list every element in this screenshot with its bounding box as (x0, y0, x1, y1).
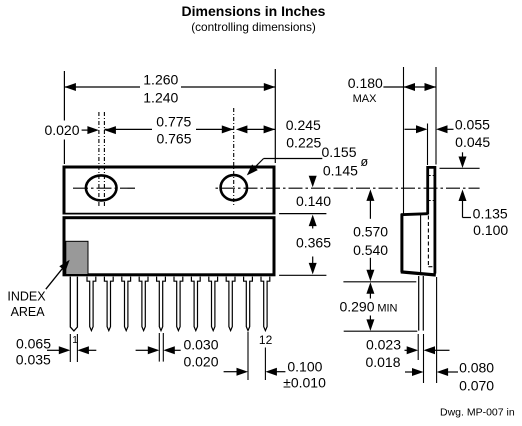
svg-text:AREA: AREA (11, 305, 46, 319)
svg-text:0.023: 0.023 (366, 337, 401, 353)
svg-text:0.365: 0.365 (296, 235, 331, 251)
svg-text:Dwg. MP-007 in: Dwg. MP-007 in (440, 407, 515, 419)
svg-text:0.030: 0.030 (183, 336, 218, 352)
svg-text:0.145: 0.145 (323, 163, 358, 179)
svg-text:0.020: 0.020 (44, 122, 79, 138)
svg-text:0.070: 0.070 (459, 378, 494, 394)
svg-text:0.055: 0.055 (455, 117, 490, 133)
svg-text:0.775: 0.775 (156, 114, 191, 130)
svg-text:12: 12 (259, 333, 273, 347)
svg-text:0.045: 0.045 (455, 134, 490, 150)
svg-text:1.240: 1.240 (143, 89, 178, 105)
svg-text:1.260: 1.260 (143, 72, 178, 88)
svg-text:0.100: 0.100 (473, 222, 508, 238)
svg-text:0.540: 0.540 (353, 242, 388, 258)
svg-text:0.035: 0.035 (16, 352, 51, 368)
svg-text:0.225: 0.225 (286, 134, 321, 150)
svg-text:(controlling dimensions): (controlling dimensions) (191, 20, 316, 34)
svg-text:0.155: 0.155 (321, 144, 356, 160)
svg-text:0.765: 0.765 (156, 130, 191, 146)
svg-text:Dimensions in Inches: Dimensions in Inches (182, 3, 326, 19)
svg-text:MAX: MAX (353, 93, 378, 105)
svg-text:0.180: 0.180 (348, 75, 383, 91)
svg-text:0.290: 0.290 (339, 299, 374, 315)
svg-text:0.140: 0.140 (296, 193, 331, 209)
svg-text:ø: ø (360, 155, 368, 169)
svg-text:±0.010: ±0.010 (283, 374, 326, 390)
svg-text:MIN: MIN (377, 303, 397, 315)
svg-text:0.080: 0.080 (459, 360, 494, 376)
svg-text:0.100: 0.100 (287, 358, 322, 374)
svg-text:0.570: 0.570 (353, 224, 388, 240)
svg-text:0.065: 0.065 (16, 336, 51, 352)
svg-text:INDEX: INDEX (7, 289, 46, 303)
svg-text:0.245: 0.245 (286, 117, 321, 133)
svg-text:0.018: 0.018 (365, 354, 400, 370)
svg-text:0.135: 0.135 (473, 205, 508, 221)
svg-text:0.020: 0.020 (183, 353, 218, 369)
svg-text:1: 1 (72, 335, 78, 346)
-------------------------
AIM: Reproduce the data above line for line, leaving out the pictures.

RESPONSE TO THIS EXERCISE:
list every element in this screenshot with its bounding box as (x0, y0, x1, y1).
svg-text:AREA: AREA (11, 305, 46, 319)
svg-text:0.023: 0.023 (366, 337, 401, 353)
svg-text:0.365: 0.365 (296, 235, 331, 251)
svg-text:Dwg. MP-007 in: Dwg. MP-007 in (440, 407, 515, 419)
svg-text:0.030: 0.030 (183, 336, 218, 352)
svg-text:0.145: 0.145 (323, 163, 358, 179)
svg-text:0.020: 0.020 (44, 122, 79, 138)
svg-text:0.070: 0.070 (459, 378, 494, 394)
svg-text:0.055: 0.055 (455, 117, 490, 133)
svg-text:0.775: 0.775 (156, 114, 191, 130)
svg-text:12: 12 (259, 333, 273, 347)
svg-text:0.045: 0.045 (455, 134, 490, 150)
svg-text:1.240: 1.240 (143, 89, 178, 105)
svg-text:1.260: 1.260 (143, 72, 178, 88)
svg-text:0.100: 0.100 (473, 222, 508, 238)
svg-text:0.540: 0.540 (353, 242, 388, 258)
svg-text:0.035: 0.035 (16, 352, 51, 368)
svg-text:0.225: 0.225 (286, 134, 321, 150)
svg-text:(controlling dimensions): (controlling dimensions) (191, 20, 316, 34)
svg-text:0.155: 0.155 (321, 144, 356, 160)
svg-text:0.765: 0.765 (156, 130, 191, 146)
svg-text:Dimensions in Inches: Dimensions in Inches (182, 3, 326, 19)
svg-text:MAX: MAX (353, 93, 378, 105)
svg-text:0.180: 0.180 (348, 75, 383, 91)
svg-text:0.290: 0.290 (339, 299, 374, 315)
svg-text:0.140: 0.140 (296, 193, 331, 209)
svg-text:ø: ø (360, 155, 368, 169)
svg-text:±0.010: ±0.010 (283, 374, 326, 390)
svg-text:MIN: MIN (377, 303, 397, 315)
svg-text:0.080: 0.080 (459, 360, 494, 376)
svg-text:0.100: 0.100 (287, 358, 322, 374)
svg-text:0.570: 0.570 (353, 224, 388, 240)
svg-text:0.065: 0.065 (16, 336, 51, 352)
svg-text:INDEX: INDEX (7, 289, 46, 303)
svg-text:0.245: 0.245 (286, 117, 321, 133)
svg-text:0.018: 0.018 (365, 354, 400, 370)
svg-text:0.135: 0.135 (473, 205, 508, 221)
svg-text:0.020: 0.020 (183, 353, 218, 369)
svg-text:1: 1 (72, 335, 78, 346)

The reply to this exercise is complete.